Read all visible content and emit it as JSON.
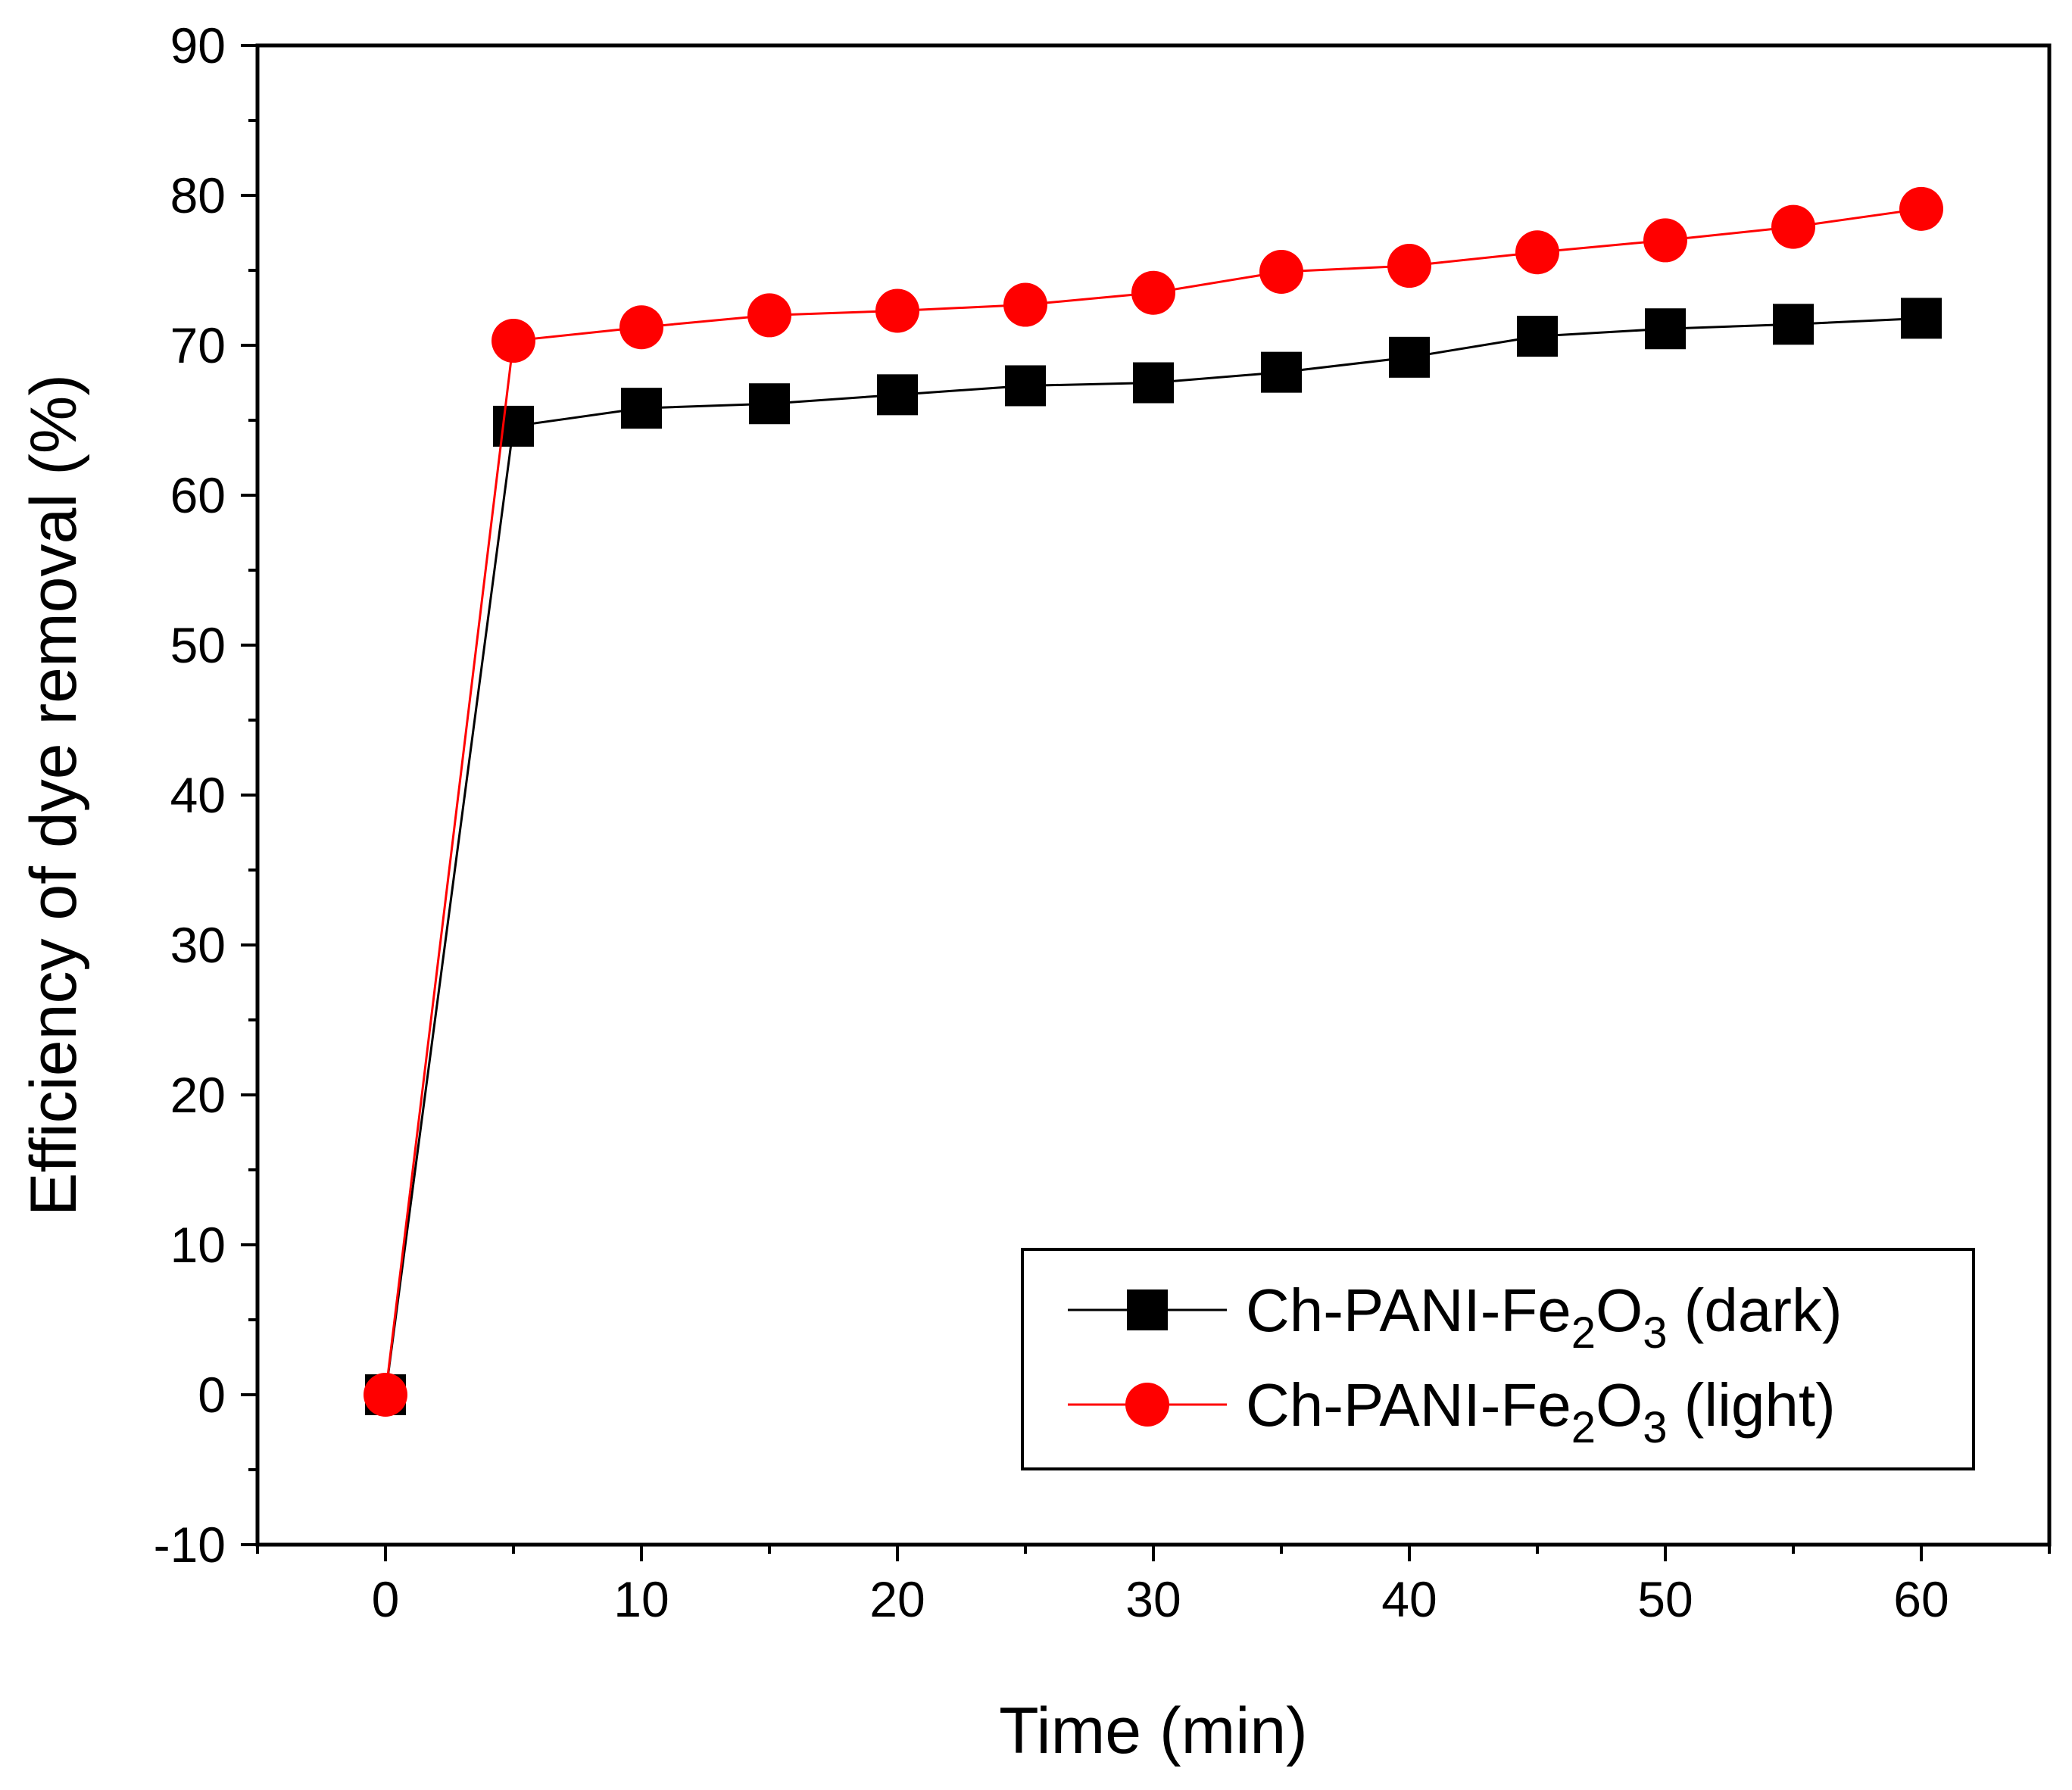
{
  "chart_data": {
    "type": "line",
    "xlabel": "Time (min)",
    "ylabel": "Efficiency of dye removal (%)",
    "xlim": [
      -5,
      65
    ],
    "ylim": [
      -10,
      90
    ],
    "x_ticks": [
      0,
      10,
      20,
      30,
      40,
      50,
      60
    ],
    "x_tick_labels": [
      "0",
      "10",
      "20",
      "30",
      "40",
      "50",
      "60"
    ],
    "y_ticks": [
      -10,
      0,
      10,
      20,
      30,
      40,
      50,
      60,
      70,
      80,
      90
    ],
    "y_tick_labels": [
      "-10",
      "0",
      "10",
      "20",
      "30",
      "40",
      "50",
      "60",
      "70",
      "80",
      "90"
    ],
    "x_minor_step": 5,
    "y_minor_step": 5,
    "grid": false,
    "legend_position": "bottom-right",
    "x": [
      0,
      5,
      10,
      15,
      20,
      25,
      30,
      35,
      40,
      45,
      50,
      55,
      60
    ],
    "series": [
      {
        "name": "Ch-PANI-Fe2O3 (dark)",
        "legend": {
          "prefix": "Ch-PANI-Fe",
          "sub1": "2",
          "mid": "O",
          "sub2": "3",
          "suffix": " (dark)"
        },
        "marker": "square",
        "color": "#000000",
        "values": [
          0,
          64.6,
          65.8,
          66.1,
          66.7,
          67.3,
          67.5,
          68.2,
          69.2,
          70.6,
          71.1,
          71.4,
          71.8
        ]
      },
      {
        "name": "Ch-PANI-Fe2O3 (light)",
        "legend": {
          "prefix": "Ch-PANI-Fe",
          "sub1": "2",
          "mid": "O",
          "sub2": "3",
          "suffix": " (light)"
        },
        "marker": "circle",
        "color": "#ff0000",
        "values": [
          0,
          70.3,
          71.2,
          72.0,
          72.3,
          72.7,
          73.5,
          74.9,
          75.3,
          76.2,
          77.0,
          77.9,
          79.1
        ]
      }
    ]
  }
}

**********

→ **Your task**
Pick each line holding the word "name" out of the data and copy it.

→ **Task answer**
        "name": "Ch-PANI-Fe2O3 (dark)",
        "name": "Ch-PANI-Fe2O3 (light)",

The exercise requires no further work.